> **Work to do**:
Keep every line where the word "color" appears; drop the rest.
BEGIN Data to use
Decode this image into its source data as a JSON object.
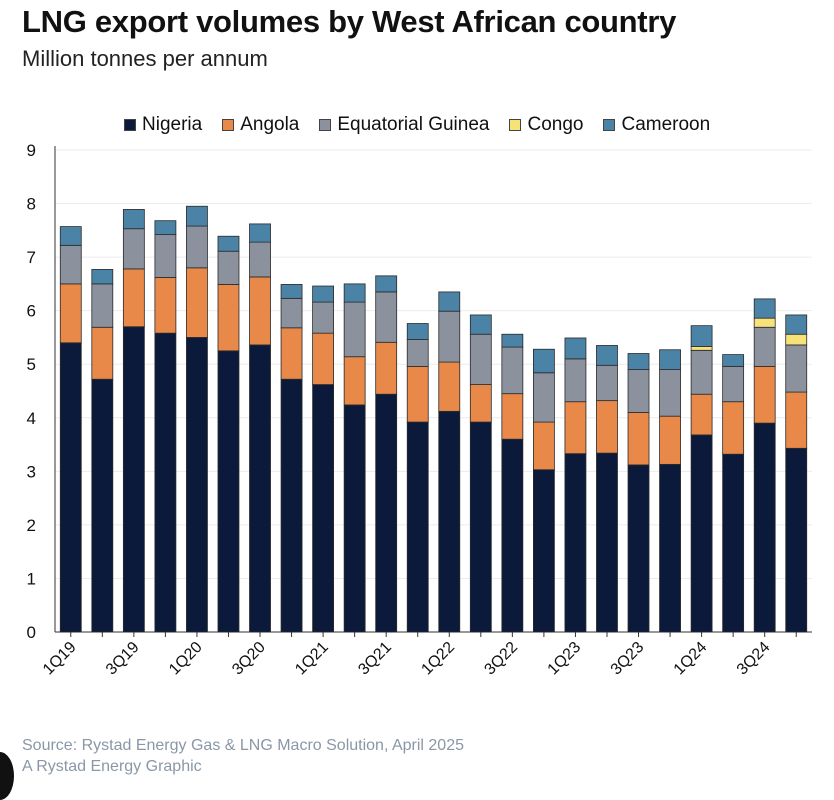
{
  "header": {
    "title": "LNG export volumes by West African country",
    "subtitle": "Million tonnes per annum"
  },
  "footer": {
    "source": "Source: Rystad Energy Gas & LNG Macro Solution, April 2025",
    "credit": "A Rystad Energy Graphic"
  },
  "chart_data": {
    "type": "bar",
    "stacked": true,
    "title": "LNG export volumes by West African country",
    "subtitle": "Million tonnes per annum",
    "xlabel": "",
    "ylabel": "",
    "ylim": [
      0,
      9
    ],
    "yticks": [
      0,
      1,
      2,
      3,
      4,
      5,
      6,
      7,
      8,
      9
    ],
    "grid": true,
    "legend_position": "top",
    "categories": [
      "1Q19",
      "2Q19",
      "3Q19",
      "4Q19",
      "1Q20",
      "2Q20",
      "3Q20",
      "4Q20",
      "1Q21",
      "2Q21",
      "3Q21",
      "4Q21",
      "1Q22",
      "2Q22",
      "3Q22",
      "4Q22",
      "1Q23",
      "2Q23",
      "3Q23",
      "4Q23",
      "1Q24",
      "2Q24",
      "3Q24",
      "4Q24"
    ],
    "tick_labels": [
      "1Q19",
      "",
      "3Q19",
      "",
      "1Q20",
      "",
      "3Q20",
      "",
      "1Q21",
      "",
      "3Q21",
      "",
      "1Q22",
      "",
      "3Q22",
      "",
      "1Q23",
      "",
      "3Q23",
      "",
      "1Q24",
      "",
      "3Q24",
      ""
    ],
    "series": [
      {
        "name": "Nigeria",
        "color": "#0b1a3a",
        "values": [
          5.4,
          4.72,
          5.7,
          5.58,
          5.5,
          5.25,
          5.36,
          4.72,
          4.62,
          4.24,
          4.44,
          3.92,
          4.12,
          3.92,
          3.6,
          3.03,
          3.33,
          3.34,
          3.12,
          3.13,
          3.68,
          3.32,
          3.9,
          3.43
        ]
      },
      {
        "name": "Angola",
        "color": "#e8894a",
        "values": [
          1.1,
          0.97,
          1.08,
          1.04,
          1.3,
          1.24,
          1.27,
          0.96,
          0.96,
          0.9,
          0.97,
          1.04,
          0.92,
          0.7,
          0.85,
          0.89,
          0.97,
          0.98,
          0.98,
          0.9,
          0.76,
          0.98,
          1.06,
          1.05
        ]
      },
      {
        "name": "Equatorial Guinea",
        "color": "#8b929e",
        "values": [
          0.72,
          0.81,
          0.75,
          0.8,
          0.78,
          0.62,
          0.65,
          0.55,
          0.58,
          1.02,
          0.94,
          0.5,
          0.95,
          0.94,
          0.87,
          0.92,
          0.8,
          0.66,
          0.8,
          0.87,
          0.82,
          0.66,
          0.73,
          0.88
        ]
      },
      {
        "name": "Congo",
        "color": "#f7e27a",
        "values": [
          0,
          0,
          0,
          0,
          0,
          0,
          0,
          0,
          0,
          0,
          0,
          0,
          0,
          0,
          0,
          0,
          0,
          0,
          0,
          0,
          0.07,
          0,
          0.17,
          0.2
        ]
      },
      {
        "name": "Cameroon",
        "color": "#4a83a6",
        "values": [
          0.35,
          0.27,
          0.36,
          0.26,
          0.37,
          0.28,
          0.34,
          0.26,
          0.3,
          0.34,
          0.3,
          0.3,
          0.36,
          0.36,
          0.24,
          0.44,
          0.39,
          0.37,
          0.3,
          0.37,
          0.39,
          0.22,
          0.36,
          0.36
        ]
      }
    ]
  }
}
END Data to use
> **Exercise response**:
        "color": "#0b1a3a",
        "color": "#e8894a",
        "color": "#8b929e",
        "color": "#f7e27a",
        "color": "#4a83a6",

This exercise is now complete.